__Objective__
Produce an exact copy of all the data below, dropping every image.

__Data for this task__
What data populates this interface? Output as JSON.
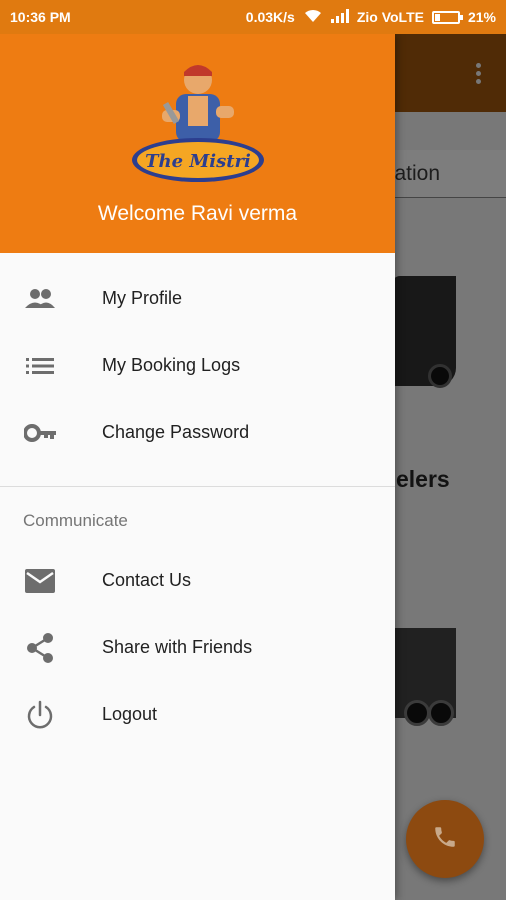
{
  "status_bar": {
    "time": "10:36 PM",
    "network_speed": "0.03K/s",
    "carrier": "Zio VoLTE",
    "battery": "21%",
    "battery_level": 0.21
  },
  "background": {
    "search_text": "sation",
    "section_heading": "elers"
  },
  "drawer": {
    "logo_text": "The Mistri",
    "welcome": "Welcome Ravi verma",
    "items": [
      {
        "label": "My Profile",
        "icon": "people-icon"
      },
      {
        "label": "My Booking Logs",
        "icon": "list-icon"
      },
      {
        "label": "Change Password",
        "icon": "key-icon"
      }
    ],
    "section_title": "Communicate",
    "communicate_items": [
      {
        "label": "Contact Us",
        "icon": "mail-icon"
      },
      {
        "label": "Share with Friends",
        "icon": "share-icon"
      },
      {
        "label": "Logout",
        "icon": "power-icon"
      }
    ]
  },
  "colors": {
    "primary": "#ee7c12",
    "status_bar": "#e07a10",
    "icon": "#6d6d6d",
    "text": "#212121"
  }
}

__Answer in full__
What data populates this interface? Output as JSON.
{
  "status_bar": {
    "time": "10:36 PM",
    "network_speed": "0.03K/s",
    "carrier": "Zio VoLTE",
    "battery": "21%",
    "battery_level": 0.21
  },
  "background": {
    "search_text": "sation",
    "section_heading": "elers"
  },
  "drawer": {
    "logo_text": "The Mistri",
    "welcome": "Welcome Ravi verma",
    "items": [
      {
        "label": "My Profile",
        "icon": "people-icon"
      },
      {
        "label": "My Booking Logs",
        "icon": "list-icon"
      },
      {
        "label": "Change Password",
        "icon": "key-icon"
      }
    ],
    "section_title": "Communicate",
    "communicate_items": [
      {
        "label": "Contact Us",
        "icon": "mail-icon"
      },
      {
        "label": "Share with Friends",
        "icon": "share-icon"
      },
      {
        "label": "Logout",
        "icon": "power-icon"
      }
    ]
  },
  "colors": {
    "primary": "#ee7c12",
    "status_bar": "#e07a10",
    "icon": "#6d6d6d",
    "text": "#212121"
  }
}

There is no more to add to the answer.